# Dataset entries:
>>
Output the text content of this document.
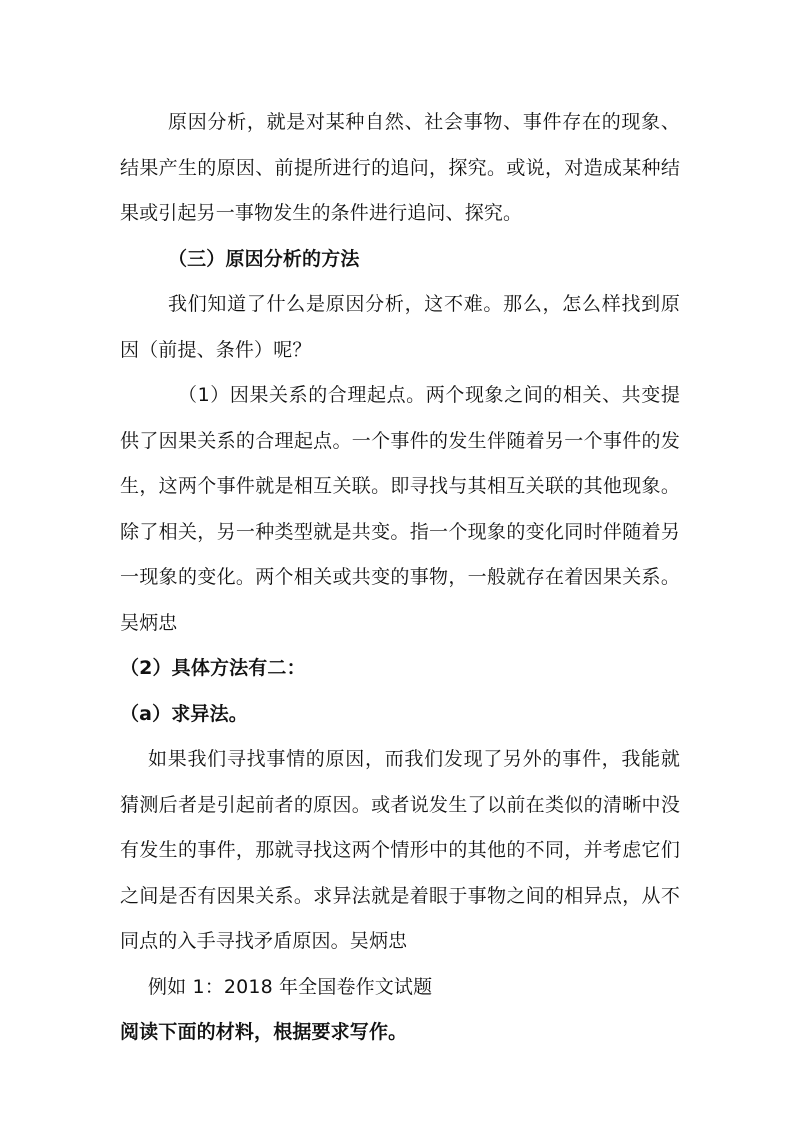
原因分析，就是对某种自然、社会事物、事件存在的现象、结果产生的原因、前提所进行的追问，探究。或说，对造成某种结果或引起另一事物发生的条件进行追问、探究。

（三）原因分析的方法

我们知道了什么是原因分析，这不难。那么，怎么样找到原因（前提、条件）呢？

（1）因果关系的合理起点。两个现象之间的相关、共变提供了因果关系的合理起点。一个事件的发生伴随着另一个事件的发生，这两个事件就是相互关联。即寻找与其相互关联的其他现象。除了相关，另一种类型就是共变。指一个现象的变化同时伴随着另一现象的变化。两个相关或共变的事物，一般就存在着因果关系。吴炳忠

（2）具体方法有二：

（a）求异法。

如果我们寻找事情的原因，而我们发现了另外的事件，我能就猜测后者是引起前者的原因。或者说发生了以前在类似的清晰中没有发生的事件，那就寻找这两个情形中的其他的不同，并考虑它们之间是否有因果关系。求异法就是着眼于事物之间的相异点，从不同点的入手寻找矛盾原因。吴炳忠

例如 1：2018 年全国卷作文试题

阅读下面的材料，根据要求写作。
<<
# Given exercise:
Copy out all of the material exactly as written, without its pictures.

# Answer in full:
Output the text content of this document.
原因分析，就是对某种自然、社会事物、事件存在的现象、结果产生的原因、前提所进行的追问，探究。或说，对造成某种结果或引起另一事物发生的条件进行追问、探究。

（三）原因分析的方法

我们知道了什么是原因分析，这不难。那么，怎么样找到原因（前提、条件）呢？

（1）因果关系的合理起点。两个现象之间的相关、共变提供了因果关系的合理起点。一个事件的发生伴随着另一个事件的发生，这两个事件就是相互关联。即寻找与其相互关联的其他现象。除了相关，另一种类型就是共变。指一个现象的变化同时伴随着另一现象的变化。两个相关或共变的事物，一般就存在着因果关系。吴炳忠

（2）具体方法有二：

（a）求异法。

如果我们寻找事情的原因，而我们发现了另外的事件，我能就猜测后者是引起前者的原因。或者说发生了以前在类似的清晰中没有发生的事件，那就寻找这两个情形中的其他的不同，并考虑它们之间是否有因果关系。求异法就是着眼于事物之间的相异点，从不同点的入手寻找矛盾原因。吴炳忠

例如 1：2018 年全国卷作文试题

阅读下面的材料，根据要求写作。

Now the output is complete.